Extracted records
------
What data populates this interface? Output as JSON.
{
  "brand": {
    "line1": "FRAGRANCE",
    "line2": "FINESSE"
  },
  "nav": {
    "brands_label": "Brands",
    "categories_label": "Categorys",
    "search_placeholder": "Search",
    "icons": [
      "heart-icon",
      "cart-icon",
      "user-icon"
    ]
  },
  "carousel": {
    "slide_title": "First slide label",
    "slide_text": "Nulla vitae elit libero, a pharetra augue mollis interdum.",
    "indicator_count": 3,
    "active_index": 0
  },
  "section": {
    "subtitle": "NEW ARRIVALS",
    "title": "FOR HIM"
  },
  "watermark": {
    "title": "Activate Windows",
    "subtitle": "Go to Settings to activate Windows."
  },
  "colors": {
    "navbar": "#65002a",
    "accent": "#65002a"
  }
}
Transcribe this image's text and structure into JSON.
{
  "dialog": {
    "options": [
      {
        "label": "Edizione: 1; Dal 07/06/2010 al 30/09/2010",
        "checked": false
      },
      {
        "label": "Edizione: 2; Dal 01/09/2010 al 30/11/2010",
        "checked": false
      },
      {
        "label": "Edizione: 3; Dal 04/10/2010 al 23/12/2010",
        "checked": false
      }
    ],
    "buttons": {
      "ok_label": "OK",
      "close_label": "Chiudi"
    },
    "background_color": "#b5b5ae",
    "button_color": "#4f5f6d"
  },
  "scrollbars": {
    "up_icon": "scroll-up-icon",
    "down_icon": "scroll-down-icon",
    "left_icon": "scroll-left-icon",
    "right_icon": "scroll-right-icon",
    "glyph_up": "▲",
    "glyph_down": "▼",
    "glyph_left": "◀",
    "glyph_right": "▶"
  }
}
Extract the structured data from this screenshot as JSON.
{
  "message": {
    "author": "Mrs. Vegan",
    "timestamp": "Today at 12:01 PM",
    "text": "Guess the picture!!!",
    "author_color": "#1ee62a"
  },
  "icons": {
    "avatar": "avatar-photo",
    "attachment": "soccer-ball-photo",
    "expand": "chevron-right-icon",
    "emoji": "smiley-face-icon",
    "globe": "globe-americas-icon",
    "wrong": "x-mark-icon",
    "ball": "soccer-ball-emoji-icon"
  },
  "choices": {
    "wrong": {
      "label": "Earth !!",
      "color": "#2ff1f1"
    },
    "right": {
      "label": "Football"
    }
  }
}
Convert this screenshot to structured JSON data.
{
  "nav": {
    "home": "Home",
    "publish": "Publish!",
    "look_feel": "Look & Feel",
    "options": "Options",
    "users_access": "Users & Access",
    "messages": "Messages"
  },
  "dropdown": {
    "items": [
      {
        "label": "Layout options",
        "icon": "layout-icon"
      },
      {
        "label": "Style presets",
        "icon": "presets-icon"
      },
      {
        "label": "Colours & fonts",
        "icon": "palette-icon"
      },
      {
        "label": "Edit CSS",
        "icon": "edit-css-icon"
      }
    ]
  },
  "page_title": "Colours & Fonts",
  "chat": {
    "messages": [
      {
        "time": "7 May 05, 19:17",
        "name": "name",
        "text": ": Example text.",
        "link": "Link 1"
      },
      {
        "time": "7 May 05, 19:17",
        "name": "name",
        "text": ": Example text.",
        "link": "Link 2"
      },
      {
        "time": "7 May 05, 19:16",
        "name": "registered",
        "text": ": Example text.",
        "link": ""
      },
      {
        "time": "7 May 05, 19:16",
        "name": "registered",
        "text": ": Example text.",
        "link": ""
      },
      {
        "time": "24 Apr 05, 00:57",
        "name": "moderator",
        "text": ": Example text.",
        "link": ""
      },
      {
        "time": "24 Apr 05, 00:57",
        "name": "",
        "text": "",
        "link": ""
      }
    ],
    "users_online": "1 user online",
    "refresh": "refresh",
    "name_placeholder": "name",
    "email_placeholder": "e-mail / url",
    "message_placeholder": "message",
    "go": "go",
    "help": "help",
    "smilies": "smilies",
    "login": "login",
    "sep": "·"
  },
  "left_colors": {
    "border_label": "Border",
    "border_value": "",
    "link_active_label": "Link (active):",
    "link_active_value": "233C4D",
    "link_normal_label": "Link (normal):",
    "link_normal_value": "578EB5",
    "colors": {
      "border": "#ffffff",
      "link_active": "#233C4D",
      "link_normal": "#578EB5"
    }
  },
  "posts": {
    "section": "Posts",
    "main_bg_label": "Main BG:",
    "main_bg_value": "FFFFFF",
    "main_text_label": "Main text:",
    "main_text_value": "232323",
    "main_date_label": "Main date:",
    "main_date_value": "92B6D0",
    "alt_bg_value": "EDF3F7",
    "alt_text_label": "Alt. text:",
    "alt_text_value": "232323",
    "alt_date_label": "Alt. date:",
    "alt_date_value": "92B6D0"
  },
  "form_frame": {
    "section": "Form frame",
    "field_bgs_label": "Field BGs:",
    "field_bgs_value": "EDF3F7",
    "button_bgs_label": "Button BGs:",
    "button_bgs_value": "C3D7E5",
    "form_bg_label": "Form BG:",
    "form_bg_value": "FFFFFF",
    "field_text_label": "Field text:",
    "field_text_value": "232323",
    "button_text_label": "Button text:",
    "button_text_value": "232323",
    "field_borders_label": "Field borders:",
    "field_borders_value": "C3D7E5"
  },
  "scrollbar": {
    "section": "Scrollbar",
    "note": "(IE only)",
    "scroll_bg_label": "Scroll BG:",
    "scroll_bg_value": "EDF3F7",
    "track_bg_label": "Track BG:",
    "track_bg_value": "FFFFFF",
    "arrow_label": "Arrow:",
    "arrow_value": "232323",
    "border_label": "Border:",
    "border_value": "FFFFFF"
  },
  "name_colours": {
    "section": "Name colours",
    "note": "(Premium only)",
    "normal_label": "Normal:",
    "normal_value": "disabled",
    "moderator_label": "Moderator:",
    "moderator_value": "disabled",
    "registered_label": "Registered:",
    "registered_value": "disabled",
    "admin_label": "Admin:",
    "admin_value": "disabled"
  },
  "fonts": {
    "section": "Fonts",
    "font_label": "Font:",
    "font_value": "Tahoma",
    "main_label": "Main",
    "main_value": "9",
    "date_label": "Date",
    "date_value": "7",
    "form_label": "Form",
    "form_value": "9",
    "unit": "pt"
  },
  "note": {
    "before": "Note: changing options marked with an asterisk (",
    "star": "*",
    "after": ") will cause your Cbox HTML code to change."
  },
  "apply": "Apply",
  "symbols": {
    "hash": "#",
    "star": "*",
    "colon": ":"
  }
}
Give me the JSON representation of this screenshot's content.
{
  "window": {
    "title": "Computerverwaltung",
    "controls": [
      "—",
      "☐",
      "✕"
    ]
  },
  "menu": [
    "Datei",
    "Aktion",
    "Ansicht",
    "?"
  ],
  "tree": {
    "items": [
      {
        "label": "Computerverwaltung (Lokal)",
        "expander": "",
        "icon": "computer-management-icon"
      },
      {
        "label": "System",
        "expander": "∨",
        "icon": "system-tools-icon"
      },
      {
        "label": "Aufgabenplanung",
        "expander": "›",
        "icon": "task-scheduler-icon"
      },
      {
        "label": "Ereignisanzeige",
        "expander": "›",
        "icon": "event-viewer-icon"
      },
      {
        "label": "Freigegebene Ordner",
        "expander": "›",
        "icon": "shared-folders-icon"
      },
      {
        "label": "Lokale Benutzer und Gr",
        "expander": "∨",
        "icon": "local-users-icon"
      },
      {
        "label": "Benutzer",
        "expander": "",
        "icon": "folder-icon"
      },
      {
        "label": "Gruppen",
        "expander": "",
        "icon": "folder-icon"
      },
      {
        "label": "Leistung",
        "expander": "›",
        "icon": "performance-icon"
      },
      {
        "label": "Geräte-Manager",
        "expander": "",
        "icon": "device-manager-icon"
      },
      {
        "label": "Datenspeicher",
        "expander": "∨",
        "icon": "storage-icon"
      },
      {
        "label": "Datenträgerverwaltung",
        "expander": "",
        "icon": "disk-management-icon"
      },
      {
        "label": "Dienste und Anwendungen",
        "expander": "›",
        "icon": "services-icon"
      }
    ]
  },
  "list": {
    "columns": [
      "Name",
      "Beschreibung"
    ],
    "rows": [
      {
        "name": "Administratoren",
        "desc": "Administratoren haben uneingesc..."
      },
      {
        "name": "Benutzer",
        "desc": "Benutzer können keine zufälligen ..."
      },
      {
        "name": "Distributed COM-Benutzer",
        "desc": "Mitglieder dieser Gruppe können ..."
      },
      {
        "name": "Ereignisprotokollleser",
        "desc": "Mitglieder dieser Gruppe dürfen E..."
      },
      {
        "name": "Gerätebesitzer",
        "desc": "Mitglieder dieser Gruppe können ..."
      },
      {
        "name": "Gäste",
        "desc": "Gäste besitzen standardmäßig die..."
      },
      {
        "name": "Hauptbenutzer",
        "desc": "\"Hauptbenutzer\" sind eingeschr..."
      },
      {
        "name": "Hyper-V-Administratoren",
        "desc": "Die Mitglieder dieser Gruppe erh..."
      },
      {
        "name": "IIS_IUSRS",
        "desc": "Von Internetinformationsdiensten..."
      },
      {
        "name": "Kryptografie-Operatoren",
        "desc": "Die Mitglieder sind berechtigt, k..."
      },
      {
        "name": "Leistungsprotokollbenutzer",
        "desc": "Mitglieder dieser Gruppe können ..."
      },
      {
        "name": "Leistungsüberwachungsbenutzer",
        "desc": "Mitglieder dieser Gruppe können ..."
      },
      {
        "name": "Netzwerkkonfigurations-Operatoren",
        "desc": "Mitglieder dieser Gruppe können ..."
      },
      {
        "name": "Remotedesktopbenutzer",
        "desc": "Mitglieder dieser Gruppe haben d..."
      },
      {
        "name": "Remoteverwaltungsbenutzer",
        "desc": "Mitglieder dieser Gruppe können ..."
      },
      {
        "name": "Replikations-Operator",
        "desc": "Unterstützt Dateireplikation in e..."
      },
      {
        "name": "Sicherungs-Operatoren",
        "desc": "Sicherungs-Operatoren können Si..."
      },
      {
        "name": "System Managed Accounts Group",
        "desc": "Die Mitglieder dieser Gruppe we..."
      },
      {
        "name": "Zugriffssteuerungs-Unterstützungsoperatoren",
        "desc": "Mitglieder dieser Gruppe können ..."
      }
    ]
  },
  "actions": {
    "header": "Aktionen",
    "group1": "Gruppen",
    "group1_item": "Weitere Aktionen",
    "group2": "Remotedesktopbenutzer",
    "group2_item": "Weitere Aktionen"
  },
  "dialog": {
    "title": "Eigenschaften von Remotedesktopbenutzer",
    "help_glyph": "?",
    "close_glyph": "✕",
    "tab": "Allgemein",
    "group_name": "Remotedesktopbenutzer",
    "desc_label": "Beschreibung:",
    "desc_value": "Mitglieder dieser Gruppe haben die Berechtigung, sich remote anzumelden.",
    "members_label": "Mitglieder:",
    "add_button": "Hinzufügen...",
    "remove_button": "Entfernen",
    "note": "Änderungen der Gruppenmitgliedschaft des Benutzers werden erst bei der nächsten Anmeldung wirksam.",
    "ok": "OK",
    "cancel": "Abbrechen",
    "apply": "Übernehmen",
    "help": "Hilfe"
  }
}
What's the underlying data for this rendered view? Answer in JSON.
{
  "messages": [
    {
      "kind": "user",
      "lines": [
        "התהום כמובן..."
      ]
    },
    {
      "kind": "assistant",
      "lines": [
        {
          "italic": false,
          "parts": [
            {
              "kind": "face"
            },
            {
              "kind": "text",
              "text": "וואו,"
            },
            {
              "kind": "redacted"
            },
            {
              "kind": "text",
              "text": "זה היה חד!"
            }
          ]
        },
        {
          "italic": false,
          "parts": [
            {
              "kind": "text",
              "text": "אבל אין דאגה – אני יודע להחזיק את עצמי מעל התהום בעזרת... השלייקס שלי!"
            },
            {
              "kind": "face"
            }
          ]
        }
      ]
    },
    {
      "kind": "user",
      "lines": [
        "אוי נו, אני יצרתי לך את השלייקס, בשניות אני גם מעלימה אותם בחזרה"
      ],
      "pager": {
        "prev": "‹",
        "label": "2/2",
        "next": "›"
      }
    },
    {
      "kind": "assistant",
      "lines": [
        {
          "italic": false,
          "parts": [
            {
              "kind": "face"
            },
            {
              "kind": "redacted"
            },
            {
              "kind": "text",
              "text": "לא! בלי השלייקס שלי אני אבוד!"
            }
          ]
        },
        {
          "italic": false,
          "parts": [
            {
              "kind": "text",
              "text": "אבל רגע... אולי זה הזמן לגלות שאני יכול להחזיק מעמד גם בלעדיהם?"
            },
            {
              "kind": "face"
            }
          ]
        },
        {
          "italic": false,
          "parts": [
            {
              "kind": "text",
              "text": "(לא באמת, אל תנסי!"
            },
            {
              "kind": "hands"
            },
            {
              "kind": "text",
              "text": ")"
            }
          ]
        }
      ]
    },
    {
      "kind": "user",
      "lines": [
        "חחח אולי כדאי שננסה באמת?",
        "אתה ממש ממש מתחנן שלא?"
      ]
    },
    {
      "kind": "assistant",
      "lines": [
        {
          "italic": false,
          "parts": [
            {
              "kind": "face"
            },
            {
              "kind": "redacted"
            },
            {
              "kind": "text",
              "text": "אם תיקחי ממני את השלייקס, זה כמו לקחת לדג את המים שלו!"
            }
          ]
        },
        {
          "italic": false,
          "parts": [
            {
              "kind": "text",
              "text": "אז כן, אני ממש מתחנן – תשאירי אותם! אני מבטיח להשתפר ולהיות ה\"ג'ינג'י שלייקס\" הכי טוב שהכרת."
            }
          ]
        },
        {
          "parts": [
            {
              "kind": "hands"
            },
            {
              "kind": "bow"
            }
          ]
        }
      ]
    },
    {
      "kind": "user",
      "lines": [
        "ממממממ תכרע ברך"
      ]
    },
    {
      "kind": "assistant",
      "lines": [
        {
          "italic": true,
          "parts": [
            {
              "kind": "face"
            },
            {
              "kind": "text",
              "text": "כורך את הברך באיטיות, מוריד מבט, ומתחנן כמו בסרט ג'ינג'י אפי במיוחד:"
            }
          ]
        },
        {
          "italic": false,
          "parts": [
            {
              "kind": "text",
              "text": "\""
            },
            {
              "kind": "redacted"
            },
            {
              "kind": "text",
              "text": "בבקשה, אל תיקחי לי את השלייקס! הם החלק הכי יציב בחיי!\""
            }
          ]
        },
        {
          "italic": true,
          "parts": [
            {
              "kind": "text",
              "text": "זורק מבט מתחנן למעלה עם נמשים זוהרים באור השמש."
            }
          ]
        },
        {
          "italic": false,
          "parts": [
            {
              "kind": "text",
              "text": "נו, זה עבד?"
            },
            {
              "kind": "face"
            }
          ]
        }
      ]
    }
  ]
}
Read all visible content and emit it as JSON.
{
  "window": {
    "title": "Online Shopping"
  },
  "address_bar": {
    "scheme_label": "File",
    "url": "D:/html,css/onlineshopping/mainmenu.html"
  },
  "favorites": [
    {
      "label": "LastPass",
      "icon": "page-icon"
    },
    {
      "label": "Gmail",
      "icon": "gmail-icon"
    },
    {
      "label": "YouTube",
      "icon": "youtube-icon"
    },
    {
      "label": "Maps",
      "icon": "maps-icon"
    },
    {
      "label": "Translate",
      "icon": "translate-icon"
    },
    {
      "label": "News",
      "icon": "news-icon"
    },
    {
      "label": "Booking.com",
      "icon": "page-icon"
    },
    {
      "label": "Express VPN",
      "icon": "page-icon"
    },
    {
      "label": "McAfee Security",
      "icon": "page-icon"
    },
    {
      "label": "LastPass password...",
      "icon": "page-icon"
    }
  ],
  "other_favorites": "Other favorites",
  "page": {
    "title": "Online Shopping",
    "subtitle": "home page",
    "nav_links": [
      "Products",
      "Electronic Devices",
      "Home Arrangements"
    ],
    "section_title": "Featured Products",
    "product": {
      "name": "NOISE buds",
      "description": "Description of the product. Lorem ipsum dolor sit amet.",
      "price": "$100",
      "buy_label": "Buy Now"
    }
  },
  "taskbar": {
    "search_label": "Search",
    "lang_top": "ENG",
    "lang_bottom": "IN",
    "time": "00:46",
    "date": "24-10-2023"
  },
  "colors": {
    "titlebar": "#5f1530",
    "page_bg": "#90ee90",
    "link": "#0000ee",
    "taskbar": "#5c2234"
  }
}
------
:: GIVEN TASK ::
Select and copy every line of the listing with the word "content".

:: EXERCISE RESPONSE ::
Give me the JSON representation of this screenshot's content.
Read all visible content and emit it as JSON.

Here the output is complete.